GIVEN PROBLEM:
Where the string "JSON" occurs in the material below, report the whole line.

Stored items from a collection:
....

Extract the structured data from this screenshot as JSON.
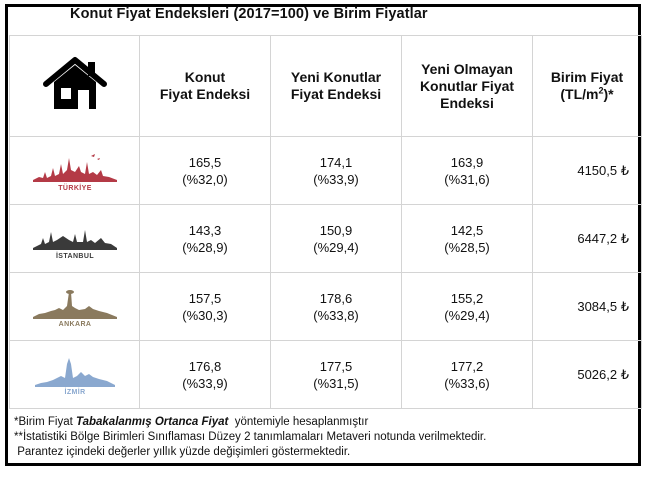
{
  "title": "Konut Fiyat Endeksleri (2017=100) ve Birim Fiyatlar",
  "headers": {
    "col1": [
      "Konut",
      "Fiyat Endeksi"
    ],
    "col2": [
      "Yeni Konutlar",
      "Fiyat Endeksi"
    ],
    "col3": [
      "Yeni Olmayan",
      "Konutlar Fiyat",
      "Endeksi"
    ],
    "col4_line1": "Birim Fiyat",
    "col4_line2_pre": "(TL/m",
    "col4_sup": "2",
    "col4_line2_post": ")*"
  },
  "rows": [
    {
      "city": "TÜRKİYE",
      "color": "#b43a46",
      "v1": "165,5",
      "p1": "(%32,0)",
      "v2": "174,1",
      "p2": "(%33,9)",
      "v3": "163,9",
      "p3": "(%31,6)",
      "price": "4150,5 ₺"
    },
    {
      "city": "İSTANBUL",
      "color": "#3a3a3a",
      "v1": "143,3",
      "p1": "(%28,9)",
      "v2": "150,9",
      "p2": "(%29,4)",
      "v3": "142,5",
      "p3": "(%28,5)",
      "price": "6447,2 ₺"
    },
    {
      "city": "ANKARA",
      "color": "#8a7a5e",
      "v1": "157,5",
      "p1": "(%30,3)",
      "v2": "178,6",
      "p2": "(%33,8)",
      "v3": "155,2",
      "p3": "(%29,4)",
      "price": "3084,5 ₺"
    },
    {
      "city": "İZMİR",
      "color": "#8aa8cf",
      "v1": "176,8",
      "p1": "(%33,9)",
      "v2": "177,5",
      "p2": "(%31,5)",
      "v3": "177,2",
      "p3": "(%33,6)",
      "price": "5026,2 ₺"
    }
  ],
  "notes": {
    "line1_pre": "*Birim Fiyat ",
    "line1_emph": "Tabakalanmış Ortanca Fiyat",
    "line1_post": "  yöntemiyle hesaplanmıştır",
    "line2": "**İstatistiki Bölge Birimleri Sınıflaması Düzey 2 tanımlamaları Metaveri notunda verilmektedir.",
    "line3": " Parantez içindeki değerler yıllık yüzde değişimleri göstermektedir."
  },
  "icons": {
    "header": "house-icon"
  }
}
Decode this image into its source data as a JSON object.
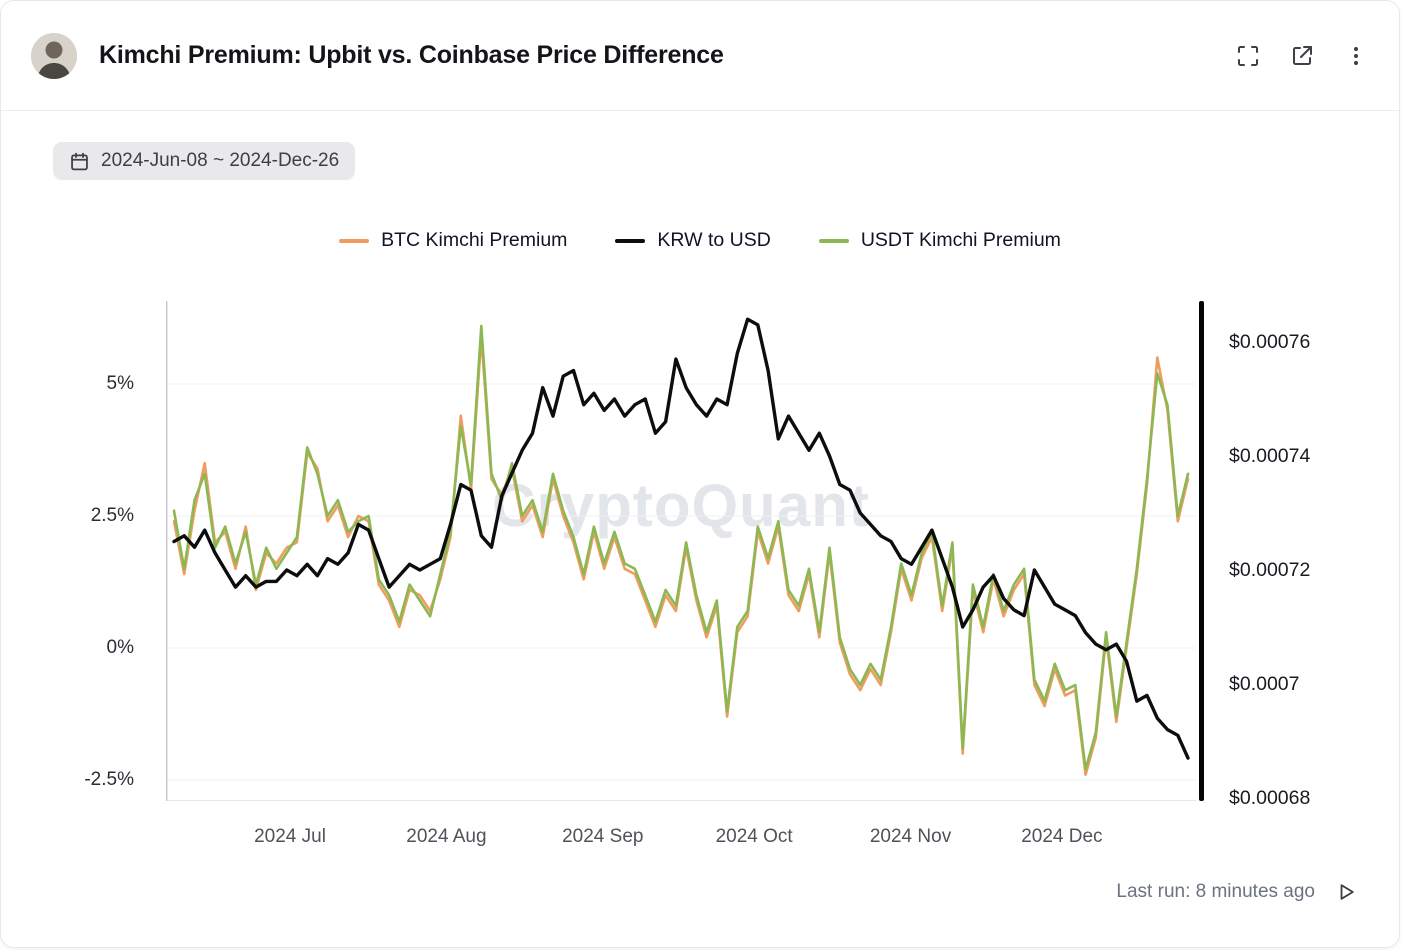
{
  "header": {
    "title": "Kimchi Premium: Upbit vs. Coinbase Price Difference"
  },
  "date_range": {
    "label": "2024-Jun-08 ~ 2024-Dec-26"
  },
  "watermark": "CryptoQuant",
  "footer": {
    "last_run": "Last run: 8 minutes ago"
  },
  "colors": {
    "btc": "#ef9d5f",
    "krw": "#0d0d0d",
    "usdt": "#8cb854",
    "grid": "#eef0f3"
  },
  "chart_data": {
    "type": "line",
    "title": "Kimchi Premium: Upbit vs. Coinbase Price Difference",
    "x_range": [
      "2024-06-08",
      "2024-12-26"
    ],
    "legend_position": "top-center",
    "grid": "horizontal-faint",
    "left_axis": {
      "unit": "%",
      "range": [
        -2.9,
        6.6
      ],
      "ticks": [
        {
          "label": "5%",
          "value": 5
        },
        {
          "label": "2.5%",
          "value": 2.5
        },
        {
          "label": "0%",
          "value": 0
        },
        {
          "label": "-2.5%",
          "value": -2.5
        }
      ]
    },
    "right_axis": {
      "unit": "USD per KRW",
      "range": [
        0.000679,
        0.000767
      ],
      "ticks": [
        {
          "label": "$0.00076",
          "value": 0.00076
        },
        {
          "label": "$0.00074",
          "value": 0.00074
        },
        {
          "label": "$0.00072",
          "value": 0.00072
        },
        {
          "label": "$0.0007",
          "value": 0.0007
        },
        {
          "label": "$0.00068",
          "value": 0.00068
        }
      ]
    },
    "x_axis": {
      "total_days": 201,
      "ticks": [
        {
          "label": "2024 Jul",
          "day": 23
        },
        {
          "label": "2024 Aug",
          "day": 54
        },
        {
          "label": "2024 Sep",
          "day": 85
        },
        {
          "label": "2024 Oct",
          "day": 115
        },
        {
          "label": "2024 Nov",
          "day": 146
        },
        {
          "label": "2024 Dec",
          "day": 176
        }
      ]
    },
    "series": [
      {
        "name": "BTC Kimchi Premium",
        "color": "#ef9d5f",
        "axis": "left",
        "values": [
          2.4,
          1.4,
          2.6,
          3.5,
          2.0,
          2.2,
          1.5,
          2.3,
          1.1,
          1.8,
          1.6,
          1.9,
          2.0,
          3.7,
          3.4,
          2.4,
          2.7,
          2.1,
          2.5,
          2.4,
          1.2,
          0.9,
          0.4,
          1.1,
          1.0,
          0.7,
          1.3,
          2.1,
          4.4,
          3.0,
          5.9,
          3.2,
          2.9,
          3.4,
          2.4,
          2.7,
          2.1,
          3.2,
          2.5,
          2.0,
          1.3,
          2.2,
          1.5,
          2.1,
          1.5,
          1.4,
          0.9,
          0.4,
          1.0,
          0.7,
          1.9,
          0.9,
          0.2,
          0.8,
          -1.3,
          0.3,
          0.6,
          2.2,
          1.6,
          2.3,
          1.0,
          0.7,
          1.4,
          0.2,
          1.8,
          0.1,
          -0.5,
          -0.8,
          -0.4,
          -0.7,
          0.3,
          1.5,
          0.9,
          1.7,
          2.1,
          0.7,
          1.9,
          -2.0,
          1.1,
          0.3,
          1.3,
          0.6,
          1.1,
          1.4,
          -0.7,
          -1.1,
          -0.4,
          -0.9,
          -0.8,
          -2.4,
          -1.7,
          0.2,
          -1.4,
          0.0,
          1.4,
          3.1,
          5.5,
          4.5,
          2.4,
          3.2
        ]
      },
      {
        "name": "KRW to USD",
        "color": "#0d0d0d",
        "axis": "right",
        "values": [
          0.000725,
          0.000726,
          0.000724,
          0.000727,
          0.000723,
          0.00072,
          0.000717,
          0.000719,
          0.000717,
          0.000718,
          0.000718,
          0.00072,
          0.000719,
          0.000721,
          0.000719,
          0.000722,
          0.000721,
          0.000723,
          0.000728,
          0.000727,
          0.000722,
          0.000717,
          0.000719,
          0.000721,
          0.00072,
          0.000721,
          0.000722,
          0.000728,
          0.000735,
          0.000734,
          0.000726,
          0.000724,
          0.000733,
          0.000737,
          0.000741,
          0.000744,
          0.000752,
          0.000747,
          0.000754,
          0.000755,
          0.000749,
          0.000751,
          0.000748,
          0.00075,
          0.000747,
          0.000749,
          0.00075,
          0.000744,
          0.000746,
          0.000757,
          0.000752,
          0.000749,
          0.000747,
          0.00075,
          0.000749,
          0.000758,
          0.000764,
          0.000763,
          0.000755,
          0.000743,
          0.000747,
          0.000744,
          0.000741,
          0.000744,
          0.00074,
          0.000735,
          0.000734,
          0.00073,
          0.000728,
          0.000726,
          0.000725,
          0.000722,
          0.000721,
          0.000724,
          0.000727,
          0.000722,
          0.000717,
          0.00071,
          0.000713,
          0.000717,
          0.000719,
          0.000715,
          0.000713,
          0.000712,
          0.00072,
          0.000717,
          0.000714,
          0.000713,
          0.000712,
          0.000709,
          0.000707,
          0.000706,
          0.000707,
          0.000704,
          0.000697,
          0.000698,
          0.000694,
          0.000692,
          0.000691,
          0.000687
        ]
      },
      {
        "name": "USDT Kimchi Premium",
        "color": "#8cb854",
        "axis": "left",
        "values": [
          2.6,
          1.5,
          2.8,
          3.3,
          1.9,
          2.3,
          1.6,
          2.2,
          1.2,
          1.9,
          1.5,
          1.8,
          2.1,
          3.8,
          3.3,
          2.5,
          2.8,
          2.2,
          2.4,
          2.5,
          1.3,
          1.0,
          0.5,
          1.2,
          0.9,
          0.6,
          1.4,
          2.2,
          4.2,
          3.1,
          6.1,
          3.3,
          2.8,
          3.5,
          2.5,
          2.8,
          2.2,
          3.3,
          2.6,
          2.1,
          1.4,
          2.3,
          1.6,
          2.2,
          1.6,
          1.5,
          1.0,
          0.5,
          1.1,
          0.8,
          2.0,
          1.0,
          0.3,
          0.9,
          -1.2,
          0.4,
          0.7,
          2.3,
          1.7,
          2.4,
          1.1,
          0.8,
          1.5,
          0.3,
          1.9,
          0.2,
          -0.4,
          -0.7,
          -0.3,
          -0.6,
          0.4,
          1.6,
          1.0,
          1.8,
          2.2,
          0.8,
          2.0,
          -1.9,
          1.2,
          0.4,
          1.4,
          0.7,
          1.2,
          1.5,
          -0.6,
          -1.0,
          -0.3,
          -0.8,
          -0.7,
          -2.3,
          -1.6,
          0.3,
          -1.3,
          0.1,
          1.5,
          3.2,
          5.2,
          4.6,
          2.5,
          3.3
        ]
      }
    ]
  }
}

....

WRITTEN RESPONSE:
Extract the structured data from this screenshot as JSON.
Decode this image into its source data as a JSON object.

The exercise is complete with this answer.